Write out the full set of records exactly. Any pictures in them do not belong in the copy.

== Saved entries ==
══════

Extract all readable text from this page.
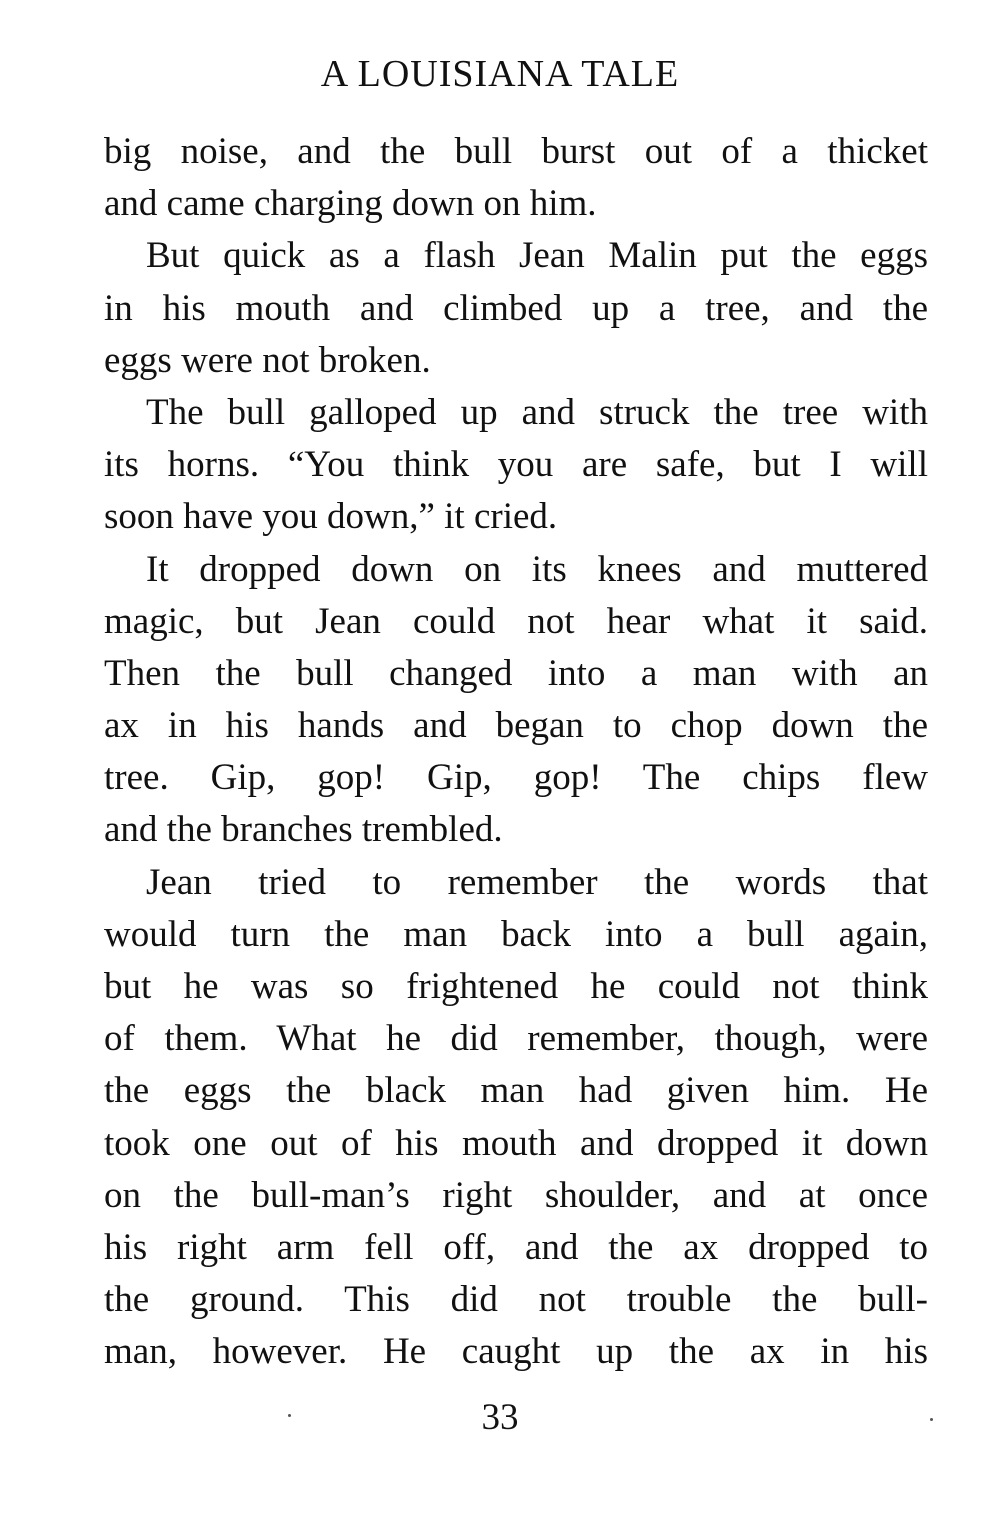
A LOUISIANA TALE
big noise, and the bull burst out of a thicket
and came charging down on him.
But quick as a flash Jean Malin put the eggs
in his mouth and climbed up a tree, and the
eggs were not broken.
The bull galloped up and struck the tree with
its horns. “You think you are safe, but I will
soon have you down,” it cried.
It dropped down on its knees and muttered
magic, but Jean could not hear what it said.
Then the bull changed into a man with an
ax in his hands and began to chop down the
tree. Gip, gop! Gip, gop! The chips flew
and the branches trembled.
Jean tried to remember the words that
would turn the man back into a bull again,
but he was so frightened he could not think
of them. What he did remember, though, were
the eggs the black man had given him. He
took one out of his mouth and dropped it down
on the bull-man’s right shoulder, and at once
his right arm fell off, and the ax dropped to
the ground. This did not trouble the bull-
man, however. He caught up the ax in his
33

══════

== OUTPUT OF THE TASK ==
Extract all readable text from this page.
A LOUISIANA TALE
big noise, and the bull burst out of a thicket
and came charging down on him.
But quick as a flash Jean Malin put the eggs
in his mouth and climbed up a tree, and the
eggs were not broken.
The bull galloped up and struck the tree with
its horns. “You think you are safe, but I will
soon have you down,” it cried.
It dropped down on its knees and muttered
magic, but Jean could not hear what it said.
Then the bull changed into a man with an
ax in his hands and began to chop down the
tree. Gip, gop! Gip, gop! The chips flew
and the branches trembled.
Jean tried to remember the words that
would turn the man back into a bull again,
but he was so frightened he could not think
of them. What he did remember, though, were
the eggs the black man had given him. He
took one out of his mouth and dropped it down
on the bull-man’s right shoulder, and at once
his right arm fell off, and the ax dropped to
the ground. This did not trouble the bull-
man, however. He caught up the ax in his
33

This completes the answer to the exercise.